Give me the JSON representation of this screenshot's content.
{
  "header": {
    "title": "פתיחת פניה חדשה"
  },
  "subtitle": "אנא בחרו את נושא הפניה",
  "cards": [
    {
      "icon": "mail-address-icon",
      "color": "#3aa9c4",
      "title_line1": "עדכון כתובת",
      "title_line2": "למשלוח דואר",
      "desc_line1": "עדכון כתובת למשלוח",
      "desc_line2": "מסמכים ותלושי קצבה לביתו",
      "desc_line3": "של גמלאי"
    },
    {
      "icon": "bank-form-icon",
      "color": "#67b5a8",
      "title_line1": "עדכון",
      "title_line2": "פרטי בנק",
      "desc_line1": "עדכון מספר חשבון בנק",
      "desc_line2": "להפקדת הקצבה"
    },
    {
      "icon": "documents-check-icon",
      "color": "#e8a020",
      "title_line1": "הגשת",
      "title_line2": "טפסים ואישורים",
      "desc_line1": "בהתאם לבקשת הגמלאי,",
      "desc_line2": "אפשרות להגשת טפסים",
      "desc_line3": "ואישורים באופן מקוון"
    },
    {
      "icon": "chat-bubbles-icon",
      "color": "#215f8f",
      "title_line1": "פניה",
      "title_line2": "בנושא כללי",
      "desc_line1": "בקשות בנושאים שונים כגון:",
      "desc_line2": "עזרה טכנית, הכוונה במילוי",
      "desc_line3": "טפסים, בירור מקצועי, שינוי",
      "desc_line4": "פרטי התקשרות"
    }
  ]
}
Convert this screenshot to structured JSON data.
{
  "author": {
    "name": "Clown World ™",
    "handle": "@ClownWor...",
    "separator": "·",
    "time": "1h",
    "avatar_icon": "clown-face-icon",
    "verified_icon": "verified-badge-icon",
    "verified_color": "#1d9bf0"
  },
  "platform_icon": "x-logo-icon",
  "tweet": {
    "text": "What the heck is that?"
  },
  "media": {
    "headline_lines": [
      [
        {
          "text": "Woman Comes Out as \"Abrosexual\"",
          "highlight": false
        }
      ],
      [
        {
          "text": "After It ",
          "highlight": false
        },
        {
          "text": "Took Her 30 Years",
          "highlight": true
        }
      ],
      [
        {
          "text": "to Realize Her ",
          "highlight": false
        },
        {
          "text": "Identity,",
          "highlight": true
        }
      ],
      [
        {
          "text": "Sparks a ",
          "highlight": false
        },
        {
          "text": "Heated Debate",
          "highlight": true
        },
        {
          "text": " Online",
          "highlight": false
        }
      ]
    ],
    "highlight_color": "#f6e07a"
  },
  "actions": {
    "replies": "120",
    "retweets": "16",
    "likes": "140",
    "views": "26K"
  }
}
########
== Task to complete ==
Transcribe the entire listing above precisely.

== Written response ==
Give me the JSON representation of this screenshot's content.
{
  "header": {
    "title": "פתיחת פניה חדשה"
  },
  "subtitle": "אנא בחרו את נושא הפניה",
  "cards": [
    {
      "icon": "mail-address-icon",
      "color": "#3aa9c4",
      "title_line1": "עדכון כתובת",
      "title_line2": "למשלוח דואר",
      "desc_line1": "עדכון כתובת למשלוח",
      "desc_line2": "מסמכים ותלושי קצבה לביתו",
      "desc_line3": "של גמלאי"
    },
    {
      "icon": "bank-form-icon",
      "color": "#67b5a8",
      "title_line1": "עדכון",
      "title_line2": "פרטי בנק",
      "desc_line1": "עדכון מספר חשבון בנק",
      "desc_line2": "להפקדת הקצבה"
    },
    {
      "icon": "documents-check-icon",
      "color": "#e8a020",
      "title_line1": "הגשת",
      "title_line2": "טפסים ואישורים",
      "desc_line1": "בהתאם לבקשת הגמלאי,",
      "desc_line2": "אפשרות להגשת טפסים",
      "desc_line3": "ואישורים באופן מקוון"
    },
    {
      "icon": "chat-bubbles-icon",
      "color": "#215f8f",
      "title_line1": "פניה",
      "title_line2": "בנושא כללי",
      "desc_line1": "בקשות בנושאים שונים כגון:",
      "desc_line2": "עזרה טכנית, הכוונה במילוי",
      "desc_line3": "טפסים, בירור מקצועי, שינוי",
      "desc_line4": "פרטי התקשרות"
    }
  ]
}
Convert this screenshot to structured JSON data.
{
  "author": {
    "name": "Clown World ™",
    "handle": "@ClownWor...",
    "separator": "·",
    "time": "1h",
    "avatar_icon": "clown-face-icon",
    "verified_icon": "verified-badge-icon",
    "verified_color": "#1d9bf0"
  },
  "platform_icon": "x-logo-icon",
  "tweet": {
    "text": "What the heck is that?"
  },
  "media": {
    "headline_lines": [
      [
        {
          "text": "Woman Comes Out as \"Abrosexual\"",
          "highlight": false
        }
      ],
      [
        {
          "text": "After It ",
          "highlight": false
        },
        {
          "text": "Took Her 30 Years",
          "highlight": true
        }
      ],
      [
        {
          "text": "to Realize Her ",
          "highlight": false
        },
        {
          "text": "Identity,",
          "highlight": true
        }
      ],
      [
        {
          "text": "Sparks a ",
          "highlight": false
        },
        {
          "text": "Heated Debate",
          "highlight": true
        },
        {
          "text": " Online",
          "highlight": false
        }
      ]
    ],
    "highlight_color": "#f6e07a"
  },
  "actions": {
    "replies": "120",
    "retweets": "16",
    "likes": "140",
    "views": "26K"
  }
}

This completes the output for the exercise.